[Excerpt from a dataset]

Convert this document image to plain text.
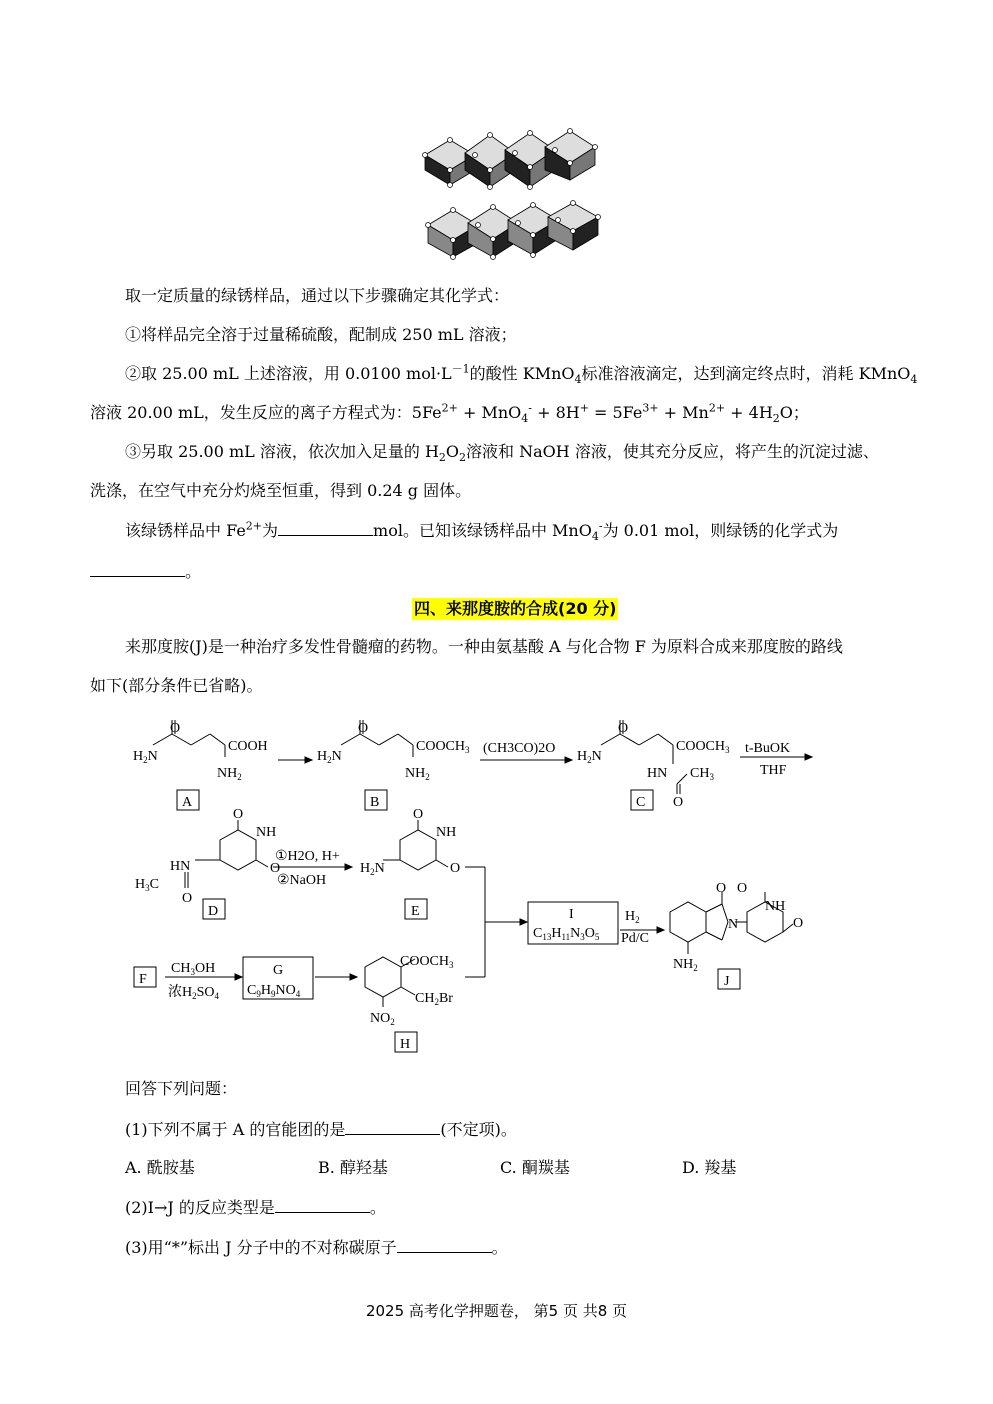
取一定质量的绿锈样品，通过以下步骤确定其化学式：
①将样品完全溶于过量稀硫酸，配制成 250 mL 溶液；
②取 25.00 mL 上述溶液，用 0.0100 $mol\cdot L^{-1}$的酸性 KMnO$_4$标准溶液滴定，达到滴定终点时，消耗 KMnO$_4$
溶液 20.00 mL，发生反应的离子方程式为：$5Fe^{2+} + MnO_4^- + 8H^+ = 5Fe^{3+} + Mn^{2+} + 4H_2O$；
③另取 25.00 mL 溶液，依次加入足量的 $H_2O_2$溶液和 NaOH 溶液，使其充分反应，将产生的沉淀过滤、
洗涤，在空气中充分灼烧至恒重，得到 0.24 g 固体。
该绿锈样品中 $Fe^{2+}$为	mol。已知该绿锈样品中 MnO$_4$-为 0.01 mol，则绿锈的化学式为
。
四、来那度胺的合成(20 分)
来那度胺(J)是一种治疗多发性骨髓瘤的药物。一种由氨基酸 A 与化合物 F 为原料合成来那度胺的路线
如下(部分条件已省略)。
O
$H_2N$
COOH
$NH_2$
A
O
$H_2N$
$COOCH_3$
$NH_2$
B
(CH3CO)2O
O
$H_2N$
$COOCH_3$
HN $CH_3$
O
C
t-BuOK
THF
O
NH
O
HN
$H_3C$
O
D
①H2O, H+
②NaOH
O
NH
O
$H_2N$
E	I
$C_{13}H_{11}N_3O_5$
$H_2$
Pd/C
O
N
O
NH
O
$NH_2$
J
F
$CH_3OH$
浓$H_2SO_4$
G
$C_9H_9NO_4$
$COOCH_3$
$CH_2Br$
$NO_2$
H
回答下列问题：
(1)下列不属于 A 的官能团的是	(不定项)。
A. 酰胺基	B. 醇羟基	C. 酮羰基	D. 羧基
(2)I→J 的反应类型是	。
(3)用“*”标出 J 分子中的不对称碳原子	。
2025 高考化学押题卷， 第5 页 共8 页
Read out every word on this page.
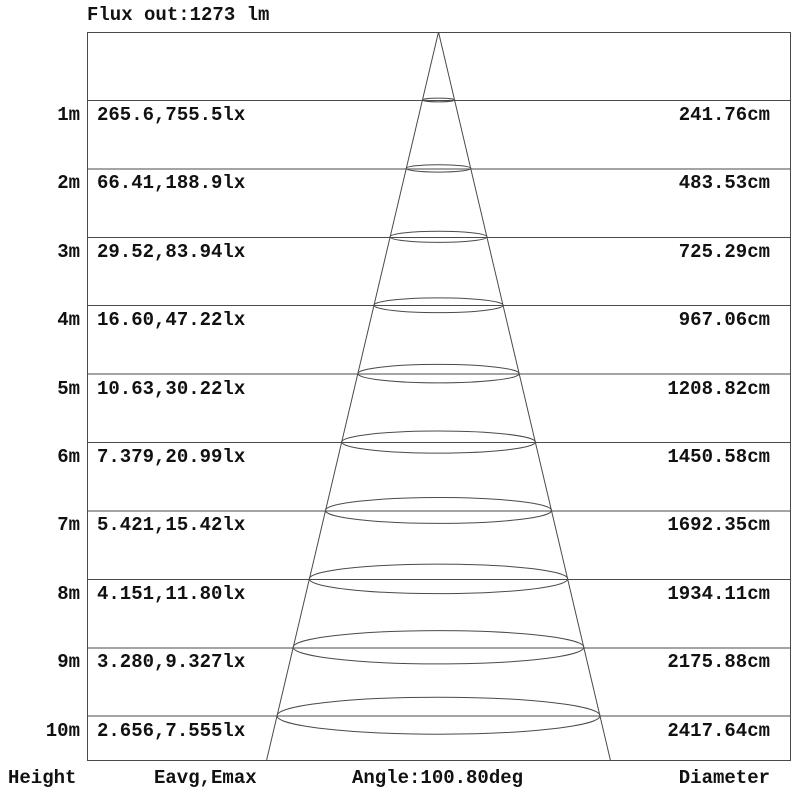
Flux out:1273 lm
1m 265.6,755.5lx	241.76cm
2m 66.41,188.9lx	483.53cm
3m 29.52,83.94lx	725.29cm
4m 16.60,47.22lx	967.06cm
5m 10.63,30.22lx	1208.82cm
6m 7.379,20.99lx	1450.58cm
7m 5.421,15.42lx	1692.35cm
8m 4.151,11.80lx	1934.11cm
9m 3.280,9.327lx	2175.88cm
10m 2.656,7.555lx	2417.64cm
Height	Eavg,Emax	Angle:100.80deg	Diameter
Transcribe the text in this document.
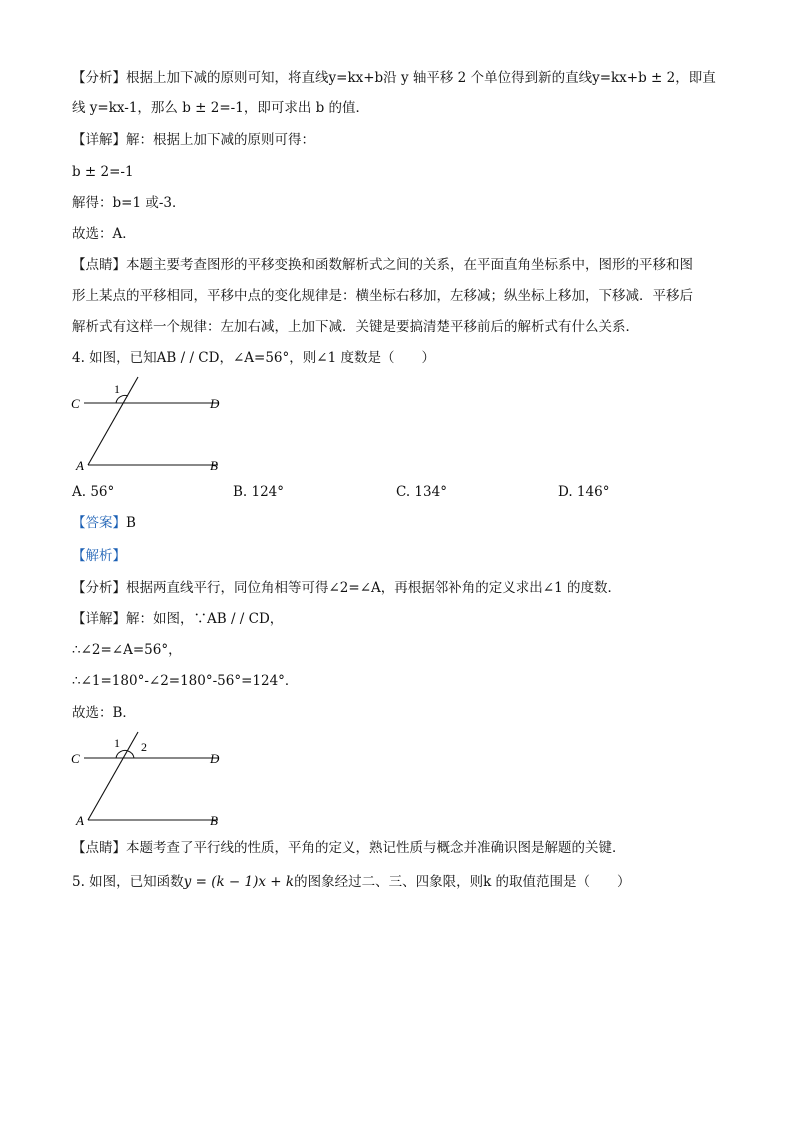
【分析】根据上加下减的原则可知，将直线y=kx+b沿 y 轴平移 2 个单位得到新的直线y=kx+b ± 2，即直
线 y=kx-1，那么 b ± 2=-1，即可求出 b 的值．
【详解】解：根据上加下减的原则可得：
b ± 2=-1
解得：b=1 或-3．
故选：A．
【点睛】本题主要考查图形的平移变换和函数解析式之间的关系，在平面直角坐标系中，图形的平移和图
形上某点的平移相同，平移中点的变化规律是：横坐标右移加，左移减；纵坐标上移加，下移减．平移后
解析式有这样一个规律：左加右减，上加下减．关键是要搞清楚平移前后的解析式有什么关系．
4. 如图，已知AB / / CD，∠A=56°，则∠1 度数是（　　）
C	D
A	B
1
A. 56°	B. 124°	C. 134°	D. 146°
【答案】B
【解析】
【分析】根据两直线平行，同位角相等可得∠2=∠A，再根据邻补角的定义求出∠1 的度数．
【详解】解：如图，∵AB / / CD，
∴∠2=∠A=56°，
∴∠1=180°-∠2=180°-56°=124°．
故选：B．
C	D
A	B
1 2
【点睛】本题考查了平行线的性质，平角的定义，熟记性质与概念并准确识图是解题的关键．
5. 如图，已知函数y = (k − 1)x + k的图象经过二、三、四象限，则k 的取值范围是（　　）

__Goal__:
Without the pictures, repeat all the records word for word.

__Solution below__:
Convert this document image to plain text.
取一定质量的绿锈样品，通过以下步骤确定其化学式：
①将样品完全溶于过量稀硫酸，配制成 250 mL 溶液；
②取 25.00 mL 上述溶液，用 0.0100 $mol\cdot L^{-1}$的酸性 KMnO$_4$标准溶液滴定，达到滴定终点时，消耗 KMnO$_4$
溶液 20.00 mL，发生反应的离子方程式为：$5Fe^{2+} + MnO_4^- + 8H^+ = 5Fe^{3+} + Mn^{2+} + 4H_2O$；
③另取 25.00 mL 溶液，依次加入足量的 $H_2O_2$溶液和 NaOH 溶液，使其充分反应，将产生的沉淀过滤、
洗涤，在空气中充分灼烧至恒重，得到 0.24 g 固体。
该绿锈样品中 $Fe^{2+}$为	mol。已知该绿锈样品中 MnO$_4$-为 0.01 mol，则绿锈的化学式为
。
四、来那度胺的合成(20 分)
来那度胺(J)是一种治疗多发性骨髓瘤的药物。一种由氨基酸 A 与化合物 F 为原料合成来那度胺的路线
如下(部分条件已省略)。
O
$H_2N$
COOH
$NH_2$
A
O
$H_2N$
$COOCH_3$
$NH_2$
B
(CH3CO)2O
O
$H_2N$
$COOCH_3$
HN $CH_3$
O
C
t-BuOK
THF
O
NH
O
HN
$H_3C$
O
D
①H2O, H+
②NaOH
O
NH
O
$H_2N$
E	I
$C_{13}H_{11}N_3O_5$
$H_2$
Pd/C
O
N
O
NH
O
$NH_2$
J
F
$CH_3OH$
浓$H_2SO_4$
G
$C_9H_9NO_4$
$COOCH_3$
$CH_2Br$
$NO_2$
H
回答下列问题：
(1)下列不属于 A 的官能团的是	(不定项)。
A. 酰胺基	B. 醇羟基	C. 酮羰基	D. 羧基
(2)I→J 的反应类型是	。
(3)用“*”标出 J 分子中的不对称碳原子	。
2025 高考化学押题卷， 第5 页 共8 页
Read out every word on this page.
Flux out:1273 lm
1m 265.6,755.5lx	241.76cm
2m 66.41,188.9lx	483.53cm
3m 29.52,83.94lx	725.29cm
4m 16.60,47.22lx	967.06cm
5m 10.63,30.22lx	1208.82cm
6m 7.379,20.99lx	1450.58cm
7m 5.421,15.42lx	1692.35cm
8m 4.151,11.80lx	1934.11cm
9m 3.280,9.327lx	2175.88cm
10m 2.656,7.555lx	2417.64cm
Height	Eavg,Emax	Angle:100.80deg	Diameter
Transcribe the text in this document.
【分析】根据上加下减的原则可知，将直线y=kx+b沿 y 轴平移 2 个单位得到新的直线y=kx+b ± 2，即直
线 y=kx-1，那么 b ± 2=-1，即可求出 b 的值．
【详解】解：根据上加下减的原则可得：
b ± 2=-1
解得：b=1 或-3．
故选：A．
【点睛】本题主要考查图形的平移变换和函数解析式之间的关系，在平面直角坐标系中，图形的平移和图
形上某点的平移相同，平移中点的变化规律是：横坐标右移加，左移减；纵坐标上移加，下移减．平移后
解析式有这样一个规律：左加右减，上加下减．关键是要搞清楚平移前后的解析式有什么关系．
4. 如图，已知AB / / CD，∠A=56°，则∠1 度数是（　　）
C	D
A	B
1
A. 56°	B. 124°	C. 134°	D. 146°
【答案】B
【解析】
【分析】根据两直线平行，同位角相等可得∠2=∠A，再根据邻补角的定义求出∠1 的度数．
【详解】解：如图，∵AB / / CD，
∴∠2=∠A=56°，
∴∠1=180°-∠2=180°-56°=124°．
故选：B．
C	D
A	B
1 2
【点睛】本题考查了平行线的性质，平角的定义，熟记性质与概念并准确识图是解题的关键．
5. 如图，已知函数y = (k − 1)x + k的图象经过二、三、四象限，则k 的取值范围是（　　）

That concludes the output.